• _The exercise_: Pick out each line of the records that includes the string "把你的文本放在这里", and copy it.

• _Data in this exercise_:
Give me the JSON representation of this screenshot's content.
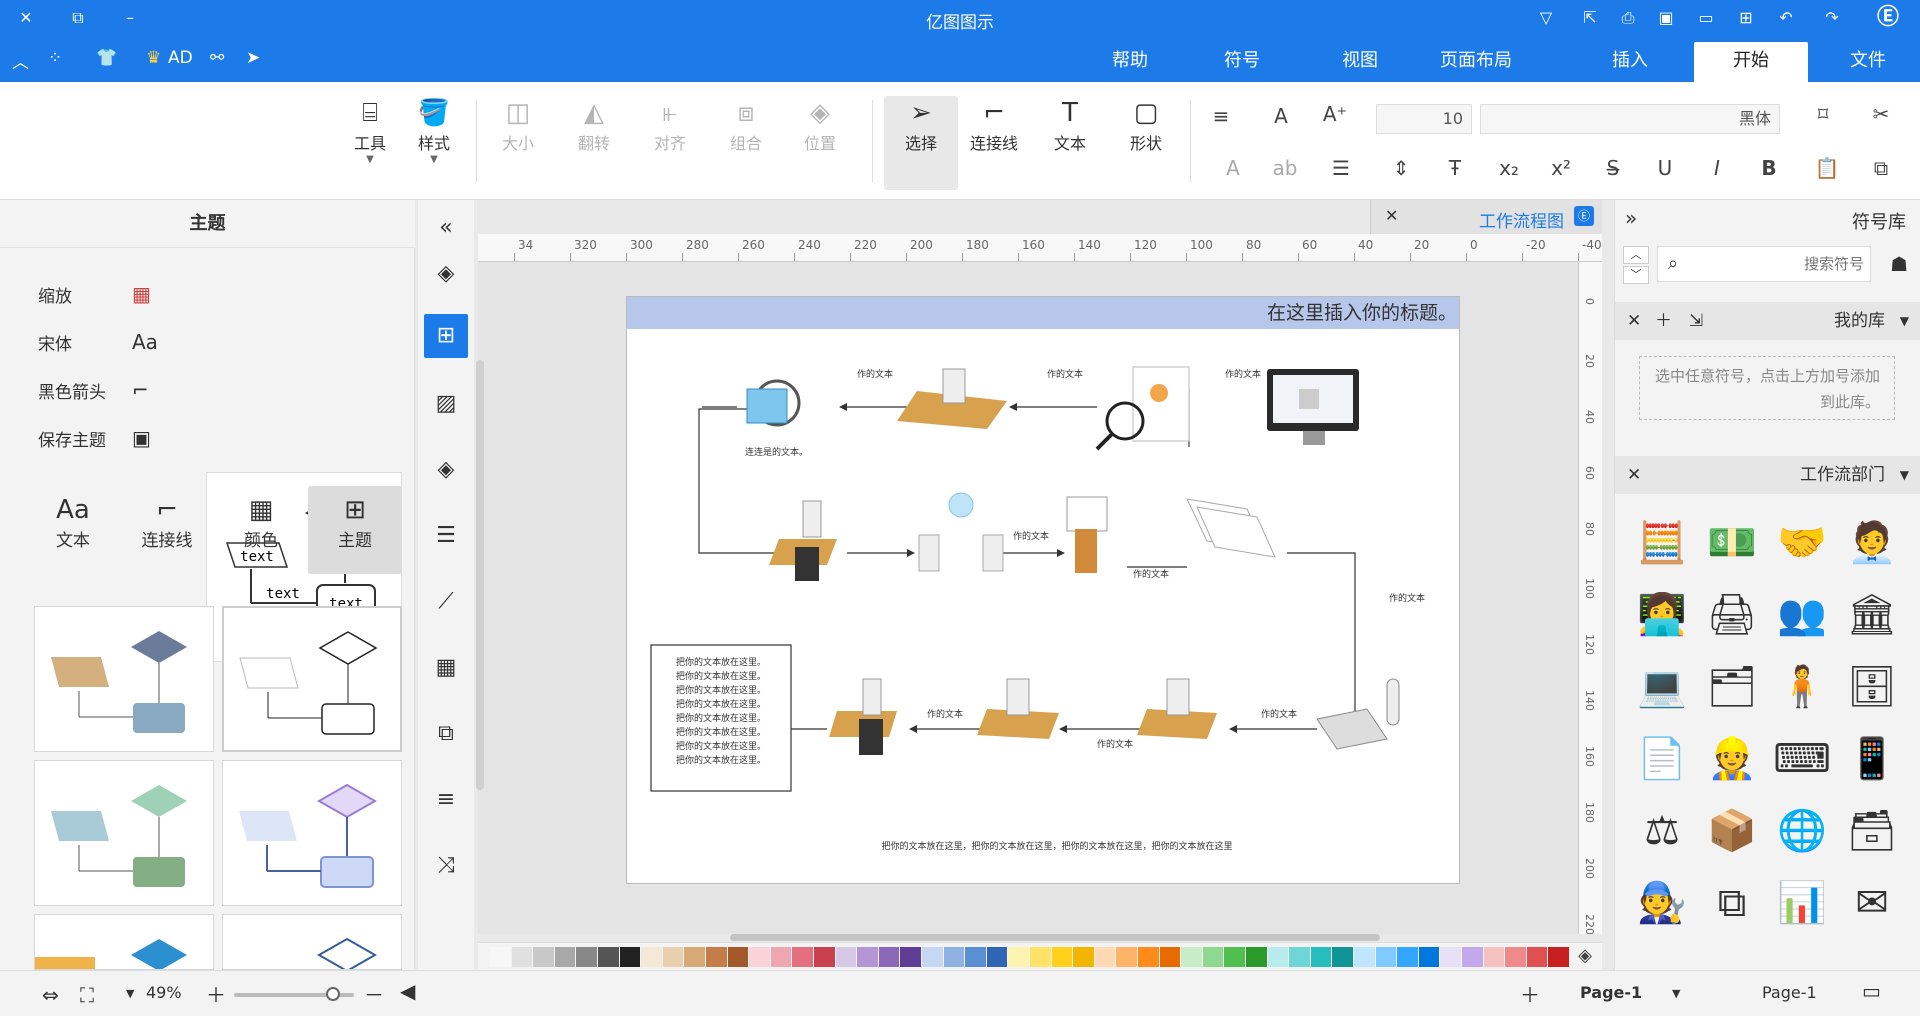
{
  "app": {
    "title": "亿图图示"
  },
  "menu": {
    "tabs": [
      "文件",
      "开始",
      "插入",
      "页面布局",
      "视图",
      "符号",
      "帮助"
    ],
    "active": "开始",
    "quick_label": "AD"
  },
  "ribbon": {
    "font_name": "黑体",
    "font_size": "10",
    "shape": "形状",
    "text": "文本",
    "connector": "连接线",
    "select": "选择",
    "position": "位置",
    "group": "组合",
    "align": "对齐",
    "flip": "翻转",
    "size": "大小",
    "style": "样式",
    "tools": "工具"
  },
  "left_panel": {
    "title": "主题",
    "options": [
      "缩放",
      "宋体",
      "黑色箭头",
      "保存主题"
    ],
    "buttons": [
      "主题",
      "颜色",
      "连接线",
      "文本"
    ],
    "preview_text": "text"
  },
  "doc": {
    "tab_title": "工作流程图",
    "page_title": "在这里插入你的标题。"
  },
  "ruler_h": [
    "-40",
    "-20",
    "0",
    "20",
    "40",
    "60",
    "80",
    "100",
    "120",
    "140",
    "160",
    "180",
    "200",
    "220",
    "240",
    "260",
    "280",
    "300",
    "320",
    "34"
  ],
  "ruler_v": [
    "0",
    "20",
    "40",
    "60",
    "80",
    "100",
    "120",
    "140",
    "160",
    "180",
    "200",
    "220"
  ],
  "diagram": {
    "label": "作的文本",
    "label_check": "连连是的文本。",
    "note_line": "把你的文本放在这里。",
    "footer": "把你的文本放在这里，把你的文本放在这里，把你的文本放在这里，把你的文本放在这里"
  },
  "right_panel": {
    "title": "符号库",
    "search_placeholder": "搜索符号",
    "my_lib": "我的库",
    "hint": "选中任意符号，点击上方加号添加到此库。",
    "dept": "工作流部门"
  },
  "status": {
    "page_selector": "Page-1",
    "page_tab": "Page-1",
    "zoom": "49%"
  },
  "palette": [
    "#f7f7f7",
    "#e0e0e0",
    "#c8c8c8",
    "#a8a8a8",
    "#888888",
    "#555555",
    "#222222",
    "#f4e8d8",
    "#e8cfae",
    "#d7a977",
    "#c47d48",
    "#a35a2a",
    "#f9d3d8",
    "#f0a6b0",
    "#e46f7e",
    "#c9404f",
    "#d8c8e8",
    "#b596d4",
    "#8c68b8",
    "#5f3d95",
    "#c6d8f1",
    "#8fb2e3",
    "#5b8fd3",
    "#2f65b5",
    "#fff3b0",
    "#ffe266",
    "#ffd11a",
    "#f2b600",
    "#ffd9b3",
    "#ffb366",
    "#ff8c1a",
    "#e66a00",
    "#c8ecc8",
    "#8fd88f",
    "#4fbf4f",
    "#2a9a2a",
    "#b8ecec",
    "#6fd6d6",
    "#27bdbd",
    "#0f9595",
    "#bfe6ff",
    "#7fcaff",
    "#33a6ff",
    "#0077dd",
    "#e8e0f5",
    "#c4a8ec",
    "#f5c2c2",
    "#ee8a8a",
    "#e05050",
    "#c82020"
  ]
}
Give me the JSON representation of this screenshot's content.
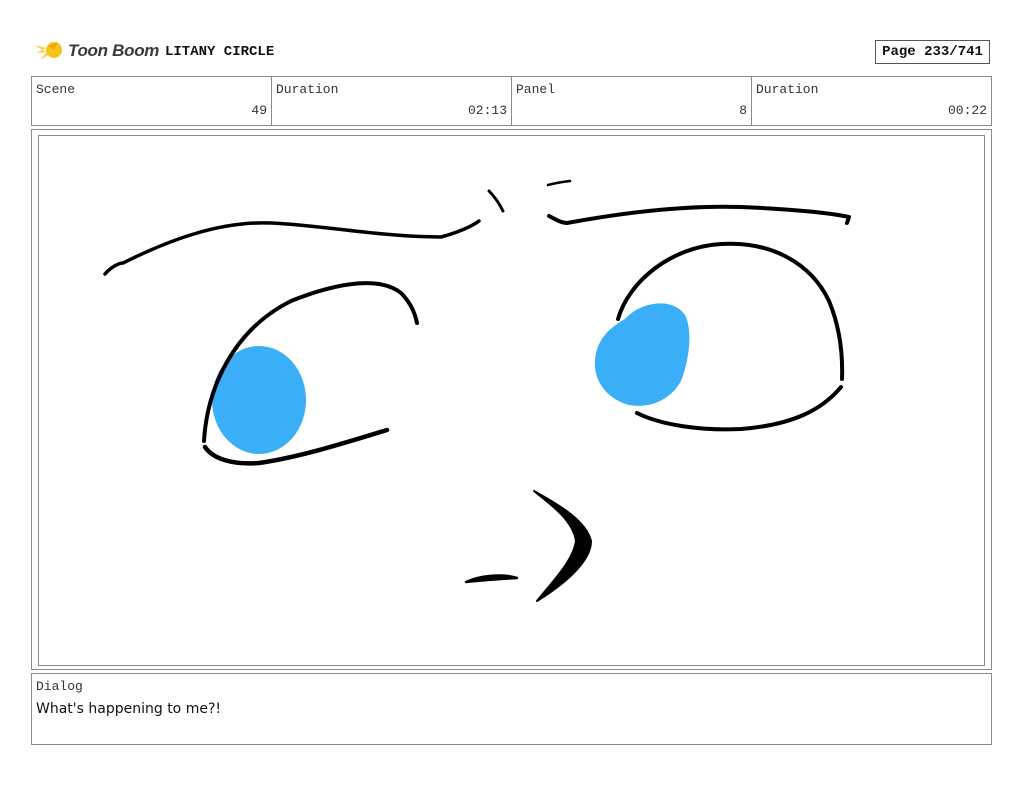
{
  "header": {
    "logo_text": "Toon Boom",
    "project_title": "LITANY CIRCLE",
    "page_label": "Page 233/741"
  },
  "info": {
    "scene_label": "Scene",
    "scene_value": "49",
    "scene_duration_label": "Duration",
    "scene_duration_value": "02:13",
    "panel_label": "Panel",
    "panel_value": "8",
    "panel_duration_label": "Duration",
    "panel_duration_value": "00:22"
  },
  "dialog": {
    "label": "Dialog",
    "text": "What's happening to me?!"
  },
  "colors": {
    "iris": "#3aaef6",
    "line": "#000000",
    "logo_star": "#f5c518",
    "border": "#8a8a8a"
  }
}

• _Written answer_:
    "note_line": "把你的文本放在这里。",
    "footer": "把你的文本放在这里，把你的文本放在这里，把你的文本放在这里，把你的文本放在这里"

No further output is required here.